**Problem statement**:
Each entry must be reproduced precisely as it stands.

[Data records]
+===+
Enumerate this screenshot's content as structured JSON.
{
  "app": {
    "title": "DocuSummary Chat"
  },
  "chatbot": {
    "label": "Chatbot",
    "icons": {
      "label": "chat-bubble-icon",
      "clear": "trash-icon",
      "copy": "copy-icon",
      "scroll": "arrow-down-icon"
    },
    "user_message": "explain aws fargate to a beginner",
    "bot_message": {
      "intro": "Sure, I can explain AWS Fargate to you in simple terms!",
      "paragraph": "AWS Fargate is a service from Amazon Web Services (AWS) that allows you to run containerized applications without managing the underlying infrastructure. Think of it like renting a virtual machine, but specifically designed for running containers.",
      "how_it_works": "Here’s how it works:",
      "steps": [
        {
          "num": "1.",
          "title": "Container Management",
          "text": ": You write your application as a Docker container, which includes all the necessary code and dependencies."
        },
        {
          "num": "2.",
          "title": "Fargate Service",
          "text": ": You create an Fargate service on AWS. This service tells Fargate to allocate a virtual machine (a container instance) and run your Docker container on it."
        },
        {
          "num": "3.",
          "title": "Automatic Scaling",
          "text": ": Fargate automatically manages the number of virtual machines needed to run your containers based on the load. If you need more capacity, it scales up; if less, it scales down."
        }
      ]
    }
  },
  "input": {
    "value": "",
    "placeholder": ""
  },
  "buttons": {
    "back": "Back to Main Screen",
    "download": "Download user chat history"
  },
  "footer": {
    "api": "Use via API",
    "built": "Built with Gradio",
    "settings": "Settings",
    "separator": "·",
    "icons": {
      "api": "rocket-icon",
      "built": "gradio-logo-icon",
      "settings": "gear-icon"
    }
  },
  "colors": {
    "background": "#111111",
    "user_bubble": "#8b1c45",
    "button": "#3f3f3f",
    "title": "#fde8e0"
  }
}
+===+
**Reply**:
Enumerate this screenshot's content as structured JSON.
{
  "app": {
    "title": "DocuSummary Chat"
  },
  "chatbot": {
    "label": "Chatbot",
    "icons": {
      "label": "chat-bubble-icon",
      "clear": "trash-icon",
      "copy": "copy-icon",
      "scroll": "arrow-down-icon"
    },
    "user_message": "explain aws fargate to a beginner",
    "bot_message": {
      "intro": "Sure, I can explain AWS Fargate to you in simple terms!",
      "paragraph": "AWS Fargate is a service from Amazon Web Services (AWS) that allows you to run containerized applications without managing the underlying infrastructure. Think of it like renting a virtual machine, but specifically designed for running containers.",
      "how_it_works": "Here’s how it works:",
      "steps": [
        {
          "num": "1.",
          "title": "Container Management",
          "text": ": You write your application as a Docker container, which includes all the necessary code and dependencies."
        },
        {
          "num": "2.",
          "title": "Fargate Service",
          "text": ": You create an Fargate service on AWS. This service tells Fargate to allocate a virtual machine (a container instance) and run your Docker container on it."
        },
        {
          "num": "3.",
          "title": "Automatic Scaling",
          "text": ": Fargate automatically manages the number of virtual machines needed to run your containers based on the load. If you need more capacity, it scales up; if less, it scales down."
        }
      ]
    }
  },
  "input": {
    "value": "",
    "placeholder": ""
  },
  "buttons": {
    "back": "Back to Main Screen",
    "download": "Download user chat history"
  },
  "footer": {
    "api": "Use via API",
    "built": "Built with Gradio",
    "settings": "Settings",
    "separator": "·",
    "icons": {
      "api": "rocket-icon",
      "built": "gradio-logo-icon",
      "settings": "gear-icon"
    }
  },
  "colors": {
    "background": "#111111",
    "user_bubble": "#8b1c45",
    "button": "#3f3f3f",
    "title": "#fde8e0"
  }
}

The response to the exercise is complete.